» Information provided
=====

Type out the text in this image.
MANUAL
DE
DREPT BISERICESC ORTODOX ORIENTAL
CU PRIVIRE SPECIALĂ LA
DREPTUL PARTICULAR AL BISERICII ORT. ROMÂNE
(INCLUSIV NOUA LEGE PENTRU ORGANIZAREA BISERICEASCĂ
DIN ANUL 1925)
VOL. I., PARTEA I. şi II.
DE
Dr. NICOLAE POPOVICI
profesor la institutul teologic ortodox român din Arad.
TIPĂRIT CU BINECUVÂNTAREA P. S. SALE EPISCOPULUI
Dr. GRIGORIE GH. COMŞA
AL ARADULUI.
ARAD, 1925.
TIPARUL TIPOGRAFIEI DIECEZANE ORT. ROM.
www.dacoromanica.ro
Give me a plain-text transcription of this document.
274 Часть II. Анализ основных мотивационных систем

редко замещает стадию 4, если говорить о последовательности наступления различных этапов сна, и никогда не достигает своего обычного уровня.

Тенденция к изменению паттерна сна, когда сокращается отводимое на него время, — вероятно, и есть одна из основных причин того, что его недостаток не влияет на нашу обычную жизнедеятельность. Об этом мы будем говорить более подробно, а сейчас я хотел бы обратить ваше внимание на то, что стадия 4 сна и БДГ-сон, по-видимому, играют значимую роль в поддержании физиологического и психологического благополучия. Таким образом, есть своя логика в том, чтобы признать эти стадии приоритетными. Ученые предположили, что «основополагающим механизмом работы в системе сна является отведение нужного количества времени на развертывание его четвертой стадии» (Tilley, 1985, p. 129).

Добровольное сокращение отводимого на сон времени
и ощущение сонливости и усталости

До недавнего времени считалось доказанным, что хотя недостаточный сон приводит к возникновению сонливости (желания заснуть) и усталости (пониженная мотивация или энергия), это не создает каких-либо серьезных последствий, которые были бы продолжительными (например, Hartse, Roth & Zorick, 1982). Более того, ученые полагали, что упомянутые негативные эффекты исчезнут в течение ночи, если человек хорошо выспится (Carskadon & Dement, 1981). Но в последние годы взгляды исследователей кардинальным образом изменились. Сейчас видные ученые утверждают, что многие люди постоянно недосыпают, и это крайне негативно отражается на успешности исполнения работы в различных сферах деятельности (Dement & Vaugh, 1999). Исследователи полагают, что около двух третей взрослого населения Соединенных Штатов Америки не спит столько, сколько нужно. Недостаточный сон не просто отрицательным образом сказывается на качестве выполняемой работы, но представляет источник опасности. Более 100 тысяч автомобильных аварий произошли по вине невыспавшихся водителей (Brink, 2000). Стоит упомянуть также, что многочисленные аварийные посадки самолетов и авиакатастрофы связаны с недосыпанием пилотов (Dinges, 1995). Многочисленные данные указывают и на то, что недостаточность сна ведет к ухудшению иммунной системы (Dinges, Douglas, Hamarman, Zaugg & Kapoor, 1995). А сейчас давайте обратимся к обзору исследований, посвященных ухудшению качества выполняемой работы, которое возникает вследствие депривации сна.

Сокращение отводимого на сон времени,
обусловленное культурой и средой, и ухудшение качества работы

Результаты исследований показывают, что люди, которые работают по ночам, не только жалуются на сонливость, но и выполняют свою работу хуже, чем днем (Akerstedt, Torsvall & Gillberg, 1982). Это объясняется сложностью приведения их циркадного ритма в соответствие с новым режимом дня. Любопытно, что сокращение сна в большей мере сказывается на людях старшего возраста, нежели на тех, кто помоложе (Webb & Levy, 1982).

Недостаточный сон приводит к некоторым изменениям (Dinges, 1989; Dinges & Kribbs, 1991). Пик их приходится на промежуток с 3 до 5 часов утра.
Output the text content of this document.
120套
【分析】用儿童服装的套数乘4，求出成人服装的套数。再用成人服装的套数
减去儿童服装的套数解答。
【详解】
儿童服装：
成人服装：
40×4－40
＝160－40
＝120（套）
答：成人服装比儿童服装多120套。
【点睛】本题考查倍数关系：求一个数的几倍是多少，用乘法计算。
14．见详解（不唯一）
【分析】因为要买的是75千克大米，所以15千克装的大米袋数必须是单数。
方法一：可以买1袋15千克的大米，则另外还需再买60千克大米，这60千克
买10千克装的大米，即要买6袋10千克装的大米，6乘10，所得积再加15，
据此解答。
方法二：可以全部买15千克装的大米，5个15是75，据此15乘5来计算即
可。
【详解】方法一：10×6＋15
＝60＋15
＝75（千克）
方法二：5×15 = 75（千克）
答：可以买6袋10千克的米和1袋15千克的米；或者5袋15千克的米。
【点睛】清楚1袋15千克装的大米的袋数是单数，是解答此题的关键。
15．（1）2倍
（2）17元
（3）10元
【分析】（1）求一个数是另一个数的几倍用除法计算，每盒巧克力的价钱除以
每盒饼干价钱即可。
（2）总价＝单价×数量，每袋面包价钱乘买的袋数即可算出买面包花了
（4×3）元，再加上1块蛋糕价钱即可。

=====

» What is being asked
The answer is a single number, the count of lines in the records that contain the string "text".

» Answer to this problem
3